= INPUT RECORDS =

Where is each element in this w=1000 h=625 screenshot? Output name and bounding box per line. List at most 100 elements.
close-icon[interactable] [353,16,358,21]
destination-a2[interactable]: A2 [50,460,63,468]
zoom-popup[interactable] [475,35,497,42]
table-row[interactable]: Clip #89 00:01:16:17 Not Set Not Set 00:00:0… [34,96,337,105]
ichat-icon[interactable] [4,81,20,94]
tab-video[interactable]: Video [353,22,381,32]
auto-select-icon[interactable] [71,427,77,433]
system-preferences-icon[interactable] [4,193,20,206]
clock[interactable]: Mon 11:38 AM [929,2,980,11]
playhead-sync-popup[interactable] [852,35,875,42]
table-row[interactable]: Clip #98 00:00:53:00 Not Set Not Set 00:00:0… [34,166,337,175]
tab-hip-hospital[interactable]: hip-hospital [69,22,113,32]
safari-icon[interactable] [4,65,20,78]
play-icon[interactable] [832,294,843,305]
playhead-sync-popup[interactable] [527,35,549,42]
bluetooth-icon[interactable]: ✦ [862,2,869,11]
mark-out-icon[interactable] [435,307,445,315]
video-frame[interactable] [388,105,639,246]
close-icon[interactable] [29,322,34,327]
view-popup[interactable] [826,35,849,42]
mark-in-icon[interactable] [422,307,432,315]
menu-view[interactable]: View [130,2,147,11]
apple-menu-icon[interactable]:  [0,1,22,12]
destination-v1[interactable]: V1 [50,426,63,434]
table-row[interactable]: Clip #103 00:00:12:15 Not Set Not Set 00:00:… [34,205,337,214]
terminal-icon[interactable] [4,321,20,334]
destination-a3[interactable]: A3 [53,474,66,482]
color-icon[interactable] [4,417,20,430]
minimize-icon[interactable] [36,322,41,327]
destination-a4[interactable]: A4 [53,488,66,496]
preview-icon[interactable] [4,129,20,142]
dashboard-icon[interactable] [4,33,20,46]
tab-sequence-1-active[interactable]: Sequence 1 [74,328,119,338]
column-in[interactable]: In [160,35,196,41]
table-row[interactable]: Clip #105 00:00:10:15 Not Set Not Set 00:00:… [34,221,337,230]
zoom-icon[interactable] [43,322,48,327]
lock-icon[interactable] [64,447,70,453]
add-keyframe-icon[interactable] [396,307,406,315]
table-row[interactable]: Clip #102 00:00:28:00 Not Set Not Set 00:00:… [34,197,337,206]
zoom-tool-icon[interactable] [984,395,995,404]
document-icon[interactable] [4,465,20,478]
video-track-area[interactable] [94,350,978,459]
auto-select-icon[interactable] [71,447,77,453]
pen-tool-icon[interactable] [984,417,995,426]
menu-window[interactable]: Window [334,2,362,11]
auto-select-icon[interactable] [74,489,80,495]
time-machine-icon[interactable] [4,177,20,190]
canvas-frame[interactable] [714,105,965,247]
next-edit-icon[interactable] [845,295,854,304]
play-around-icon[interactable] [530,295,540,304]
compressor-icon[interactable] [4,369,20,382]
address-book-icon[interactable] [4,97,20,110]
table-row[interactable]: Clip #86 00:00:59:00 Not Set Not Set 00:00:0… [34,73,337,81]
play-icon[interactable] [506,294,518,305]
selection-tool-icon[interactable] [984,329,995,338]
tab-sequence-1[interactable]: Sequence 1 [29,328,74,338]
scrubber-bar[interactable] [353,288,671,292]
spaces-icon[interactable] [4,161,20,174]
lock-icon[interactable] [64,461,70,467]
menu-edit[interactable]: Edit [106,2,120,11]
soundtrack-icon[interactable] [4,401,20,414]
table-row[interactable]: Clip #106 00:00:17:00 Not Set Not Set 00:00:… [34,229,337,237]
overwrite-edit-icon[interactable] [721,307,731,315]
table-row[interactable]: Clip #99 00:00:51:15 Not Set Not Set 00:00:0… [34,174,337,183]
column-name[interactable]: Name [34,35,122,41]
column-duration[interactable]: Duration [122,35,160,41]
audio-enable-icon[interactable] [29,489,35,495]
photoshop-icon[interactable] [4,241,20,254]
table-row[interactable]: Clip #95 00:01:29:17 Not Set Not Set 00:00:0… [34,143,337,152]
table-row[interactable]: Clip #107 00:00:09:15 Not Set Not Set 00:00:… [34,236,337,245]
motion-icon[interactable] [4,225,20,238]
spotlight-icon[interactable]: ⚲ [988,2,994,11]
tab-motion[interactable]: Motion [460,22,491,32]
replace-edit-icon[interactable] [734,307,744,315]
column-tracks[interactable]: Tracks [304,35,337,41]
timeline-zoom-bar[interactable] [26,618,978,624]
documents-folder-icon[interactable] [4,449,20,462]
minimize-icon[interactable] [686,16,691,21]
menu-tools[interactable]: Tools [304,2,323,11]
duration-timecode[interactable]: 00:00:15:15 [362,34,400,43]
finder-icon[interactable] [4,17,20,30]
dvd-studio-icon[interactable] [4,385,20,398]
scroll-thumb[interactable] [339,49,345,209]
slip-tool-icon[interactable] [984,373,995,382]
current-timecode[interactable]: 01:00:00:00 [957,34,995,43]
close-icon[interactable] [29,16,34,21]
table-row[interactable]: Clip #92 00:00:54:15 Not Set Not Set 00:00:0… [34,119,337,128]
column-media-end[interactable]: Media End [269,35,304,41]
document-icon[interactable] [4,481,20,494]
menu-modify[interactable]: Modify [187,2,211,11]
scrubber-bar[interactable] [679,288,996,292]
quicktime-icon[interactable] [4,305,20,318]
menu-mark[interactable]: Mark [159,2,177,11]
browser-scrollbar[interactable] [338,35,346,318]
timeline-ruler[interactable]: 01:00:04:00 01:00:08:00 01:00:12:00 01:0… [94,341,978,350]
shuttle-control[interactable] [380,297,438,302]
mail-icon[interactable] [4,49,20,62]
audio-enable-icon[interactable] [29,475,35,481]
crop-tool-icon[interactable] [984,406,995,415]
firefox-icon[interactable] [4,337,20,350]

= INSTRUCTIONS FOR THE TASK =
Can you format every line of the listing above as a JSON list of strings, one string per line, with blank lines left out?

= OUTPUT =
[
  "Where is each element in this w=1000 h=625 screenshot? Output name and bounding box per line. List at most 100 elements.",
  "close-icon[interactable] [353,16,358,21]",
  "destination-a2[interactable]: A2 [50,460,63,468]",
  "zoom-popup[interactable] [475,35,497,42]",
  "table-row[interactable]: Clip #89 00:01:16:17 Not Set Not Set 00:00:0… [34,96,337,105]",
  "ichat-icon[interactable] [4,81,20,94]",
  "tab-video[interactable]: Video [353,22,381,32]",
  "auto-select-icon[interactable] [71,427,77,433]",
  "system-preferences-icon[interactable] [4,193,20,206]",
  "clock[interactable]: Mon 11:38 AM [929,2,980,11]",
  "playhead-sync-popup[interactable] [852,35,875,42]",
  "table-row[interactable]: Clip #98 00:00:53:00 Not Set Not Set 00:00:0… [34,166,337,175]",
  "tab-hip-hospital[interactable]: hip-hospital [69,22,113,32]",
  "safari-icon[interactable] [4,65,20,78]",
  "play-icon[interactable] [832,294,843,305]",
  "playhead-sync-popup[interactable] [527,35,549,42]",
  "bluetooth-icon[interactable]: ✦ [862,2,869,11]",
  "mark-out-icon[interactable] [435,307,445,315]",
  "video-frame[interactable] [388,105,639,246]",
  "close-icon[interactable] [29,322,34,327]",
  "view-popup[interactable] [826,35,849,42]",
  "mark-in-icon[interactable] [422,307,432,315]",
  "menu-view[interactable]: View [130,2,147,11]",
  "apple-menu-icon[interactable]:  [0,1,22,12]",
  "destination-v1[interactable]: V1 [50,426,63,434]",
  "table-row[interactable]: Clip #103 00:00:12:15 Not Set Not Set 00:00:… [34,205,337,214]",
  "terminal-icon[interactable] [4,321,20,334]",
  "destination-a3[interactable]: A3 [53,474,66,482]",
  "color-icon[interactable] [4,417,20,430]",
  "minimize-icon[interactable] [36,322,41,327]",
  "destination-a4[interactable]: A4 [53,488,66,496]",
  "preview-icon[interactable] [4,129,20,142]",
  "dashboard-icon[interactable] [4,33,20,46]",
  "tab-sequence-1-active[interactable]: Sequence 1 [74,328,119,338]",
  "column-in[interactable]: In [160,35,196,41]",
  "table-row[interactable]: Clip #105 00:00:10:15 Not Set Not Set 00:00:… [34,221,337,230]",
  "zoom-icon[interactable] [43,322,48,327]",
  "lock-icon[interactable] [64,447,70,453]",
  "add-keyframe-icon[interactable] [396,307,406,315]",
  "table-row[interactable]: Clip #102 00:00:28:00 Not Set Not Set 00:00:… [34,197,337,206]",
  "zoom-tool-icon[interactable] [984,395,995,404]",
  "document-icon[interactable] [4,465,20,478]",
  "video-track-area[interactable] [94,350,978,459]",
  "auto-select-icon[interactable] [71,447,77,453]",
  "pen-tool-icon[interactable] [984,417,995,426]",
  "menu-window[interactable]: Window [334,2,362,11]",
  "auto-select-icon[interactable] [74,489,80,495]",
  "time-machine-icon[interactable] [4,177,20,190]",
  "canvas-frame[interactable] [714,105,965,247]",
  "next-edit-icon[interactable] [845,295,854,304]",
  "play-around-icon[interactable] [530,295,540,304]",
  "compressor-icon[interactable] [4,369,20,382]",
  "address-book-icon[interactable] [4,97,20,110]",
  "table-row[interactable]: Clip #86 00:00:59:00 Not Set Not Set 00:00:0… [34,73,337,81]",
  "play-icon[interactable] [506,294,518,305]",
  "selection-tool-icon[interactable] [984,329,995,338]",
  "tab-sequence-1[interactable]: Sequence 1 [29,328,74,338]",
  "scrubber-bar[interactable] [353,288,671,292]",
  "spaces-icon[interactable] [4,161,20,174]",
  "lock-icon[interactable] [64,461,70,467]",
  "menu-edit[interactable]: Edit [106,2,120,11]",
  "soundtrack-icon[interactable] [4,401,20,414]",
  "table-row[interactable]: Clip #106 00:00:17:00 Not Set Not Set 00:00:… [34,229,337,237]",
  "overwrite-edit-icon[interactable] [721,307,731,315]",
  "table-row[interactable]: Clip #99 00:00:51:15 Not Set Not Set 00:00:0… [34,174,337,183]",
  "column-name[interactable]: Name [34,35,122,41]",
  "column-duration[interactable]: Duration [122,35,160,41]",
  "audio-enable-icon[interactable] [29,489,35,495]",
  "photoshop-icon[interactable] [4,241,20,254]",
  "table-row[interactable]: Clip #95 00:01:29:17 Not Set Not Set 00:00:0… [34,143,337,152]",
  "table-row[interactable]: Clip #107 00:00:09:15 Not Set Not Set 00:00:… [34,236,337,245]",
  "motion-icon[interactable] [4,225,20,238]",
  "spotlight-icon[interactable]: ⚲ [988,2,994,11]",
  "tab-motion[interactable]: Motion [460,22,491,32]",
  "replace-edit-icon[interactable] [734,307,744,315]",
  "column-tracks[interactable]: Tracks [304,35,337,41]",
  "timeline-zoom-bar[interactable] [26,618,978,624]",
  "documents-folder-icon[interactable] [4,449,20,462]",
  "minimize-icon[interactable] [686,16,691,21]",
  "menu-tools[interactable]: Tools [304,2,323,11]",
  "duration-timecode[interactable]: 00:00:15:15 [362,34,400,43]",
  "finder-icon[interactable] [4,17,20,30]",
  "dvd-studio-icon[interactable] [4,385,20,398]",
  "scroll-thumb[interactable] [339,49,345,209]",
  "slip-tool-icon[interactable] [984,373,995,382]",
  "current-timecode[interactable]: 01:00:00:00 [957,34,995,43]",
  "close-icon[interactable] [29,16,34,21]",
  "table-row[interactable]: Clip #92 00:00:54:15 Not Set Not Set 00:00:0… [34,119,337,128]",
  "column-media-end[interactable]: Media End [269,35,304,41]",
  "document-icon[interactable] [4,481,20,494]",
  "menu-modify[interactable]: Modify [187,2,211,11]",
  "scrubber-bar[interactable] [679,288,996,292]",
  "quicktime-icon[interactable] [4,305,20,318]",
  "menu-mark[interactable]: Mark [159,2,177,11]",
  "browser-scrollbar[interactable] [338,35,346,318]",
  "timeline-ruler[interactable]: 01:00:04:00 01:00:08:00 01:00:12:00 01:0… [94,341,978,350]",
  "shuttle-control[interactable] [380,297,438,302]",
  "mail-icon[interactable] [4,49,20,62]",
  "audio-enable-icon[interactable] [29,475,35,481]",
  "crop-tool-icon[interactable] [984,406,995,415]",
  "firefox-icon[interactable] [4,337,20,350]"
]